▶ Work to be completed:
Set down the material below in full, matching it exactly.

▶ Given records:
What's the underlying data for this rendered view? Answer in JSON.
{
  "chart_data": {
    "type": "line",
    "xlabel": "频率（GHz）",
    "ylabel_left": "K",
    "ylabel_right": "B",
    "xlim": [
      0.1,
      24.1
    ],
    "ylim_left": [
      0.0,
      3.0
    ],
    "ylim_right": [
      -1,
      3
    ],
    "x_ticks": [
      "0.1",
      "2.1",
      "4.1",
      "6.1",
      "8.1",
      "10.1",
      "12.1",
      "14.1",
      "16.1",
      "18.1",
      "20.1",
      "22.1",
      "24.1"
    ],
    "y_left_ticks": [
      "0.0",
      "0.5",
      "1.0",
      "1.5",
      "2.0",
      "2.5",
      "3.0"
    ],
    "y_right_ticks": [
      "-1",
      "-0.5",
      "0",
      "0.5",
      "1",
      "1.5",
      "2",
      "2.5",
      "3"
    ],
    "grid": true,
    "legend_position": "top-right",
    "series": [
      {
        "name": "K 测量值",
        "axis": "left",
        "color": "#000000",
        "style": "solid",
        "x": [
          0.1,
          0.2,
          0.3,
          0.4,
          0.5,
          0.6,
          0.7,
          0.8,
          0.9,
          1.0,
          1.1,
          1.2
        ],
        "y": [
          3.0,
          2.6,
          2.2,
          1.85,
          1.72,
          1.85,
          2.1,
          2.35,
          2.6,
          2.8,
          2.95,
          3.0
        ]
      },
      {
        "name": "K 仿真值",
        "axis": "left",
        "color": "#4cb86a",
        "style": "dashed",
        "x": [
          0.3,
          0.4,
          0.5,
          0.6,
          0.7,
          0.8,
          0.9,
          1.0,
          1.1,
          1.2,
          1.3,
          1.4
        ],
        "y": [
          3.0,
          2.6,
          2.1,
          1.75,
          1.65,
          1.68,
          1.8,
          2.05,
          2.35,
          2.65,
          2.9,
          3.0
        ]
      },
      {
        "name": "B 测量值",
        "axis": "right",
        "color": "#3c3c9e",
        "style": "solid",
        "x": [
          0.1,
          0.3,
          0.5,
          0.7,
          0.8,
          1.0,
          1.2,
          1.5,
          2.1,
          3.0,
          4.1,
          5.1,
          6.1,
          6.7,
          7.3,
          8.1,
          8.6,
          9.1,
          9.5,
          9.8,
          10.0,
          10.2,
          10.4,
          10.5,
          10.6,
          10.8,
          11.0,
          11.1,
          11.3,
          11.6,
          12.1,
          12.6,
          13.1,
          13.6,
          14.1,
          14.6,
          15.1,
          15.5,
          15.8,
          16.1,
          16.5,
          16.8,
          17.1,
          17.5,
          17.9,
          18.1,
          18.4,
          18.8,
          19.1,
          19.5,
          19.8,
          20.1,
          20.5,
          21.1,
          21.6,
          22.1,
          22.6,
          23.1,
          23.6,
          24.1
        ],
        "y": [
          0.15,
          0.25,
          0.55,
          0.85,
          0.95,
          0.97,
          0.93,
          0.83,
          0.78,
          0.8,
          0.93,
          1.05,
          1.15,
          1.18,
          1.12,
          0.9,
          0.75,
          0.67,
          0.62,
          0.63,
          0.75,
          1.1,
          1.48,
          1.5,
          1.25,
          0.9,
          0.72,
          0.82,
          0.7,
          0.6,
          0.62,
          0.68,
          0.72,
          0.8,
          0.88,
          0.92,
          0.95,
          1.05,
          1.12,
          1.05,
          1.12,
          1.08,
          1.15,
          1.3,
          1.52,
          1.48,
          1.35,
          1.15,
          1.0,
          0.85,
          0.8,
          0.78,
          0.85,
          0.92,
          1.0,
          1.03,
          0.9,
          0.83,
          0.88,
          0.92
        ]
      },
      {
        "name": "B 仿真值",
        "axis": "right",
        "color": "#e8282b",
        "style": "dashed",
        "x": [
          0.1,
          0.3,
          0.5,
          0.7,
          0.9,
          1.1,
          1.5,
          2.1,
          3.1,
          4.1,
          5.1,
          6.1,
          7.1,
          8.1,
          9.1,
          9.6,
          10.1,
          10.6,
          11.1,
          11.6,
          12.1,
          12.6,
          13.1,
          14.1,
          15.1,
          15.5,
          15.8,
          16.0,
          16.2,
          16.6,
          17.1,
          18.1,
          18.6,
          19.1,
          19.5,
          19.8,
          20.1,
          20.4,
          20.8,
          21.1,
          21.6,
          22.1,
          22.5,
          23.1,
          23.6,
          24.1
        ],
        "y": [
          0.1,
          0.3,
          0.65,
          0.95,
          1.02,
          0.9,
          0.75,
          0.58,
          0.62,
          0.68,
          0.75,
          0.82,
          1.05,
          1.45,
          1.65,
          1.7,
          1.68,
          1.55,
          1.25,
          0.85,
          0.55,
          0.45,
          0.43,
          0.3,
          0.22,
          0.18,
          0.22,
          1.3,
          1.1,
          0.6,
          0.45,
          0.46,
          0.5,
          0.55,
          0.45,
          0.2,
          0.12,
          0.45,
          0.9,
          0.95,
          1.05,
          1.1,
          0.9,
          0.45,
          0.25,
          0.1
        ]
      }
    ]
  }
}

▶ Exercise response:
What's the underlying data for this rendered view? Answer in JSON.
{
  "chart_data": {
    "type": "line",
    "xlabel": "频率（GHz）",
    "ylabel_left": "K",
    "ylabel_right": "B",
    "xlim": [
      0.1,
      24.1
    ],
    "ylim_left": [
      0.0,
      3.0
    ],
    "ylim_right": [
      -1,
      3
    ],
    "x_ticks": [
      "0.1",
      "2.1",
      "4.1",
      "6.1",
      "8.1",
      "10.1",
      "12.1",
      "14.1",
      "16.1",
      "18.1",
      "20.1",
      "22.1",
      "24.1"
    ],
    "y_left_ticks": [
      "0.0",
      "0.5",
      "1.0",
      "1.5",
      "2.0",
      "2.5",
      "3.0"
    ],
    "y_right_ticks": [
      "-1",
      "-0.5",
      "0",
      "0.5",
      "1",
      "1.5",
      "2",
      "2.5",
      "3"
    ],
    "grid": true,
    "legend_position": "top-right",
    "series": [
      {
        "name": "K 测量值",
        "axis": "left",
        "color": "#000000",
        "style": "solid",
        "x": [
          0.1,
          0.2,
          0.3,
          0.4,
          0.5,
          0.6,
          0.7,
          0.8,
          0.9,
          1.0,
          1.1,
          1.2
        ],
        "y": [
          3.0,
          2.6,
          2.2,
          1.85,
          1.72,
          1.85,
          2.1,
          2.35,
          2.6,
          2.8,
          2.95,
          3.0
        ]
      },
      {
        "name": "K 仿真值",
        "axis": "left",
        "color": "#4cb86a",
        "style": "dashed",
        "x": [
          0.3,
          0.4,
          0.5,
          0.6,
          0.7,
          0.8,
          0.9,
          1.0,
          1.1,
          1.2,
          1.3,
          1.4
        ],
        "y": [
          3.0,
          2.6,
          2.1,
          1.75,
          1.65,
          1.68,
          1.8,
          2.05,
          2.35,
          2.65,
          2.9,
          3.0
        ]
      },
      {
        "name": "B 测量值",
        "axis": "right",
        "color": "#3c3c9e",
        "style": "solid",
        "x": [
          0.1,
          0.3,
          0.5,
          0.7,
          0.8,
          1.0,
          1.2,
          1.5,
          2.1,
          3.0,
          4.1,
          5.1,
          6.1,
          6.7,
          7.3,
          8.1,
          8.6,
          9.1,
          9.5,
          9.8,
          10.0,
          10.2,
          10.4,
          10.5,
          10.6,
          10.8,
          11.0,
          11.1,
          11.3,
          11.6,
          12.1,
          12.6,
          13.1,
          13.6,
          14.1,
          14.6,
          15.1,
          15.5,
          15.8,
          16.1,
          16.5,
          16.8,
          17.1,
          17.5,
          17.9,
          18.1,
          18.4,
          18.8,
          19.1,
          19.5,
          19.8,
          20.1,
          20.5,
          21.1,
          21.6,
          22.1,
          22.6,
          23.1,
          23.6,
          24.1
        ],
        "y": [
          0.15,
          0.25,
          0.55,
          0.85,
          0.95,
          0.97,
          0.93,
          0.83,
          0.78,
          0.8,
          0.93,
          1.05,
          1.15,
          1.18,
          1.12,
          0.9,
          0.75,
          0.67,
          0.62,
          0.63,
          0.75,
          1.1,
          1.48,
          1.5,
          1.25,
          0.9,
          0.72,
          0.82,
          0.7,
          0.6,
          0.62,
          0.68,
          0.72,
          0.8,
          0.88,
          0.92,
          0.95,
          1.05,
          1.12,
          1.05,
          1.12,
          1.08,
          1.15,
          1.3,
          1.52,
          1.48,
          1.35,
          1.15,
          1.0,
          0.85,
          0.8,
          0.78,
          0.85,
          0.92,
          1.0,
          1.03,
          0.9,
          0.83,
          0.88,
          0.92
        ]
      },
      {
        "name": "B 仿真值",
        "axis": "right",
        "color": "#e8282b",
        "style": "dashed",
        "x": [
          0.1,
          0.3,
          0.5,
          0.7,
          0.9,
          1.1,
          1.5,
          2.1,
          3.1,
          4.1,
          5.1,
          6.1,
          7.1,
          8.1,
          9.1,
          9.6,
          10.1,
          10.6,
          11.1,
          11.6,
          12.1,
          12.6,
          13.1,
          14.1,
          15.1,
          15.5,
          15.8,
          16.0,
          16.2,
          16.6,
          17.1,
          18.1,
          18.6,
          19.1,
          19.5,
          19.8,
          20.1,
          20.4,
          20.8,
          21.1,
          21.6,
          22.1,
          22.5,
          23.1,
          23.6,
          24.1
        ],
        "y": [
          0.1,
          0.3,
          0.65,
          0.95,
          1.02,
          0.9,
          0.75,
          0.58,
          0.62,
          0.68,
          0.75,
          0.82,
          1.05,
          1.45,
          1.65,
          1.7,
          1.68,
          1.55,
          1.25,
          0.85,
          0.55,
          0.45,
          0.43,
          0.3,
          0.22,
          0.18,
          0.22,
          1.3,
          1.1,
          0.6,
          0.45,
          0.46,
          0.5,
          0.55,
          0.45,
          0.2,
          0.12,
          0.45,
          0.9,
          0.95,
          1.05,
          1.1,
          0.9,
          0.45,
          0.25,
          0.1
        ]
      }
    ]
  }
}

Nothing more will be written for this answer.